(begin)

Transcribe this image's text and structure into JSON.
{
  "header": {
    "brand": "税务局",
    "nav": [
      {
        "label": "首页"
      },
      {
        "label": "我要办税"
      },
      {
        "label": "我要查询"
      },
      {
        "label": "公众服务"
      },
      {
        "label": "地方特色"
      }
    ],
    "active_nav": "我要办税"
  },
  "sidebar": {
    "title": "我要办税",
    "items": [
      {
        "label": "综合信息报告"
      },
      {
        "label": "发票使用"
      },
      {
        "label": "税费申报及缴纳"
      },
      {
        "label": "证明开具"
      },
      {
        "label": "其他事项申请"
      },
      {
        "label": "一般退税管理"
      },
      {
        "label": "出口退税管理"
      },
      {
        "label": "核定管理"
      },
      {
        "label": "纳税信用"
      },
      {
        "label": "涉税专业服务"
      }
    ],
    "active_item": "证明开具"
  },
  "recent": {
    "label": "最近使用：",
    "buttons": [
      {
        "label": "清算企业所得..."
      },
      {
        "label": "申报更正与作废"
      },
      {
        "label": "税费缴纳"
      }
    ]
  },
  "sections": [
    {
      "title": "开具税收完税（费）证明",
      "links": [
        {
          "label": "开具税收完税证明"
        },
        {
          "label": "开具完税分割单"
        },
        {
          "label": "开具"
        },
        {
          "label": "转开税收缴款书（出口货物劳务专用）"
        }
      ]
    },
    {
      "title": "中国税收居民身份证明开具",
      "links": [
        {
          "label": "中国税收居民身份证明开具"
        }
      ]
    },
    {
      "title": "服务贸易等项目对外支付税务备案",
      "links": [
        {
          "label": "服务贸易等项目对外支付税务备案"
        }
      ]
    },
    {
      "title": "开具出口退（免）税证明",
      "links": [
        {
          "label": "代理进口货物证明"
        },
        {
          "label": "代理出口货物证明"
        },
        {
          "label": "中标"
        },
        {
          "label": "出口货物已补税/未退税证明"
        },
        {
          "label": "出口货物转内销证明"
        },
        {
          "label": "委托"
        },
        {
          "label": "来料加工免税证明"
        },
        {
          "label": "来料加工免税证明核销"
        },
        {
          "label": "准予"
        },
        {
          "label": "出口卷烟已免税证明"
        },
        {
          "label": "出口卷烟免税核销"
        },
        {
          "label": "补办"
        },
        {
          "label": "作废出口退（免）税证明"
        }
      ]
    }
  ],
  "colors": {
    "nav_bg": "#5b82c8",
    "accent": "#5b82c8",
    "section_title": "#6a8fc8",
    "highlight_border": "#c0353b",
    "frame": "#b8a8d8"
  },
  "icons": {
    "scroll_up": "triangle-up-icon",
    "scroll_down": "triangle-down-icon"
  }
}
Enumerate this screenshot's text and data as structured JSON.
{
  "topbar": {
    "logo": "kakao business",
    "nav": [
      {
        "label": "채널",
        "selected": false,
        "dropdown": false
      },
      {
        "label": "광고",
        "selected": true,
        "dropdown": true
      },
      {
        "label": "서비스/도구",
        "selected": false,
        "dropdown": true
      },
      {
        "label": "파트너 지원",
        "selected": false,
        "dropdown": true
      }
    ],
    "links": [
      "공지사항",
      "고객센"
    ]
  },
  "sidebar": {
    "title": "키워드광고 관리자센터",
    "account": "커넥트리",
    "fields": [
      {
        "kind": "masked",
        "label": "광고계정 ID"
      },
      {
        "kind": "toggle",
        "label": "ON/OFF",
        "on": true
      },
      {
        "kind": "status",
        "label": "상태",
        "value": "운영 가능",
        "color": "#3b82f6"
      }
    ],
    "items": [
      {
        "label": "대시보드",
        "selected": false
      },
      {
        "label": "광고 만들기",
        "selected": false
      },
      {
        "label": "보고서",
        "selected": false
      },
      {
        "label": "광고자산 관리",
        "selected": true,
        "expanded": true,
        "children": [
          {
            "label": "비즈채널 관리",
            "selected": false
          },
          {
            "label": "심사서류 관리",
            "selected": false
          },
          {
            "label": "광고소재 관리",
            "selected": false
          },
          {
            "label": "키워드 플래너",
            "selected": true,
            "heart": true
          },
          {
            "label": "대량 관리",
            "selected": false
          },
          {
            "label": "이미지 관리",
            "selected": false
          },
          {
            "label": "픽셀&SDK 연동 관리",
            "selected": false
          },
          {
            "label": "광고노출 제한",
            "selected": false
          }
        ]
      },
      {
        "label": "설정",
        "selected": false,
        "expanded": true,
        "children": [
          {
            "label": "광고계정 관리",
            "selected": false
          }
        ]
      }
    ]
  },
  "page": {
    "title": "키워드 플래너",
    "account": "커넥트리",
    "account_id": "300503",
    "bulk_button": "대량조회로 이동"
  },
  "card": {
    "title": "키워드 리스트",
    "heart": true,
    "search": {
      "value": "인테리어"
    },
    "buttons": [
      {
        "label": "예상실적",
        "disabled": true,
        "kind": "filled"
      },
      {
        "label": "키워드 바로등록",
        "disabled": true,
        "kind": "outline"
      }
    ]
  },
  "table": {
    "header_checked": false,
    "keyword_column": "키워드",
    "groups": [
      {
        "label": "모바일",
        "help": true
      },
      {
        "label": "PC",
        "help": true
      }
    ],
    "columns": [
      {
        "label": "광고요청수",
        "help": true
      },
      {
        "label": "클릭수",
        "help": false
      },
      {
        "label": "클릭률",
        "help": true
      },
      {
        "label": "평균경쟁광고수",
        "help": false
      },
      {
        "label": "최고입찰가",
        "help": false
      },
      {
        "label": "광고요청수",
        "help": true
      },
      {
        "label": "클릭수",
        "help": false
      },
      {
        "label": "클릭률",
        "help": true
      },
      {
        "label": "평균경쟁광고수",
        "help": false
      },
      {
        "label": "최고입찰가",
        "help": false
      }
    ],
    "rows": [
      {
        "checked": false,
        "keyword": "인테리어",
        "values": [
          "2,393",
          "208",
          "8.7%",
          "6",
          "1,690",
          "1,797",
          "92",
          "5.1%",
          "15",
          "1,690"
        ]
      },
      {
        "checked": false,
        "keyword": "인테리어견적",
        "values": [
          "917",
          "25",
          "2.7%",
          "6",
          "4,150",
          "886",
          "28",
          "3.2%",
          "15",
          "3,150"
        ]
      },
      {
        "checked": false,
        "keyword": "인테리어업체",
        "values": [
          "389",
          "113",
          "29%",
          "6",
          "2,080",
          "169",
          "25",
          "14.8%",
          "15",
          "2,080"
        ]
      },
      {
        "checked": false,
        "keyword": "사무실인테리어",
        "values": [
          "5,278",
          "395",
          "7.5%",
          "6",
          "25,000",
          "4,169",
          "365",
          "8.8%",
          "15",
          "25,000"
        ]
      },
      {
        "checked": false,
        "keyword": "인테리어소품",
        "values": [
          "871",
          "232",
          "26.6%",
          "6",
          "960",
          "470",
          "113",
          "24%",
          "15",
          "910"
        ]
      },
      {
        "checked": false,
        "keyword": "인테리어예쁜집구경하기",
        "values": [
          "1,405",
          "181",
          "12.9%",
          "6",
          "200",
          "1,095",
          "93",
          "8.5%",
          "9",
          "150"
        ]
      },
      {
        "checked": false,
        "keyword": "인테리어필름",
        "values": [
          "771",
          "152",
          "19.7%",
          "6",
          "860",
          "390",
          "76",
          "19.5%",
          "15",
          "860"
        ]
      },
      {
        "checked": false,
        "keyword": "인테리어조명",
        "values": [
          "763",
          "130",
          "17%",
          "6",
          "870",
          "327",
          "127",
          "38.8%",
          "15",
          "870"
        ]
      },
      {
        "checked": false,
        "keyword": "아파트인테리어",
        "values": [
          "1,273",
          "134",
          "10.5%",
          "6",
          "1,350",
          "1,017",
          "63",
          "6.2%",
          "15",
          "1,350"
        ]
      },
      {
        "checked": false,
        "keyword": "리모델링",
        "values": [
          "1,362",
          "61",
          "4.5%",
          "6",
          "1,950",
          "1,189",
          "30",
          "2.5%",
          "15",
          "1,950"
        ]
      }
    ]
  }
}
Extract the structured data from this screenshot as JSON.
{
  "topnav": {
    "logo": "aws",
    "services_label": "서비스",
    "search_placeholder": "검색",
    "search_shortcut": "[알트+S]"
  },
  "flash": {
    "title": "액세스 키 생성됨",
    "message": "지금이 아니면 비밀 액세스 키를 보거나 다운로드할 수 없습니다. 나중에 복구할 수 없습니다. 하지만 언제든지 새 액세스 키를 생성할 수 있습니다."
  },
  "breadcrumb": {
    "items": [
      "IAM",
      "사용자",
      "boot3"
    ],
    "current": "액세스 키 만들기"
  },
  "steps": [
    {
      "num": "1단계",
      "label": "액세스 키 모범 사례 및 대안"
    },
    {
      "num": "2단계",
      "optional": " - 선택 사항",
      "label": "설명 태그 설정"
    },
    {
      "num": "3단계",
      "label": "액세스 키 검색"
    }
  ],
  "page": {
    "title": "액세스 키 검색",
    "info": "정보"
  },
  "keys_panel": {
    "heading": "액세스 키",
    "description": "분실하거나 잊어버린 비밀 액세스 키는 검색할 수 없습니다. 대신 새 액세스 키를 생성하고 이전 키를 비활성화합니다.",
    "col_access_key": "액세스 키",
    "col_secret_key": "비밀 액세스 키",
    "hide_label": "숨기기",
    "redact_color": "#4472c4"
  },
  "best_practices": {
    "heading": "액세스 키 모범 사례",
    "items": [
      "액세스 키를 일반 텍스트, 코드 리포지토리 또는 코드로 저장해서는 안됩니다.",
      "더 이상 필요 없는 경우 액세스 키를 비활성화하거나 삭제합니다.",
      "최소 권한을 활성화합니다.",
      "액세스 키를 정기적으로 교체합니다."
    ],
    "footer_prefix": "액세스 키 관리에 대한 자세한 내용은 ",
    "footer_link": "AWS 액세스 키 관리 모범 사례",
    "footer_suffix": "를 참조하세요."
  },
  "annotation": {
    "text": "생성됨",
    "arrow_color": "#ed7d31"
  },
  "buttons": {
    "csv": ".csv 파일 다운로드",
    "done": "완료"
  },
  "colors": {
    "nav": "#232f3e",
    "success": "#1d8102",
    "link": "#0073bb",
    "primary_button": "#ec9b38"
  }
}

(end)

**WHAT THIS TASK INVOLVES:** Copy every line of the listing that includes the string "structured".

**THE COMPLETED TASK:**
Enumerate this screenshot's text and data as structured JSON.
Extract the structured data from this screenshot as JSON.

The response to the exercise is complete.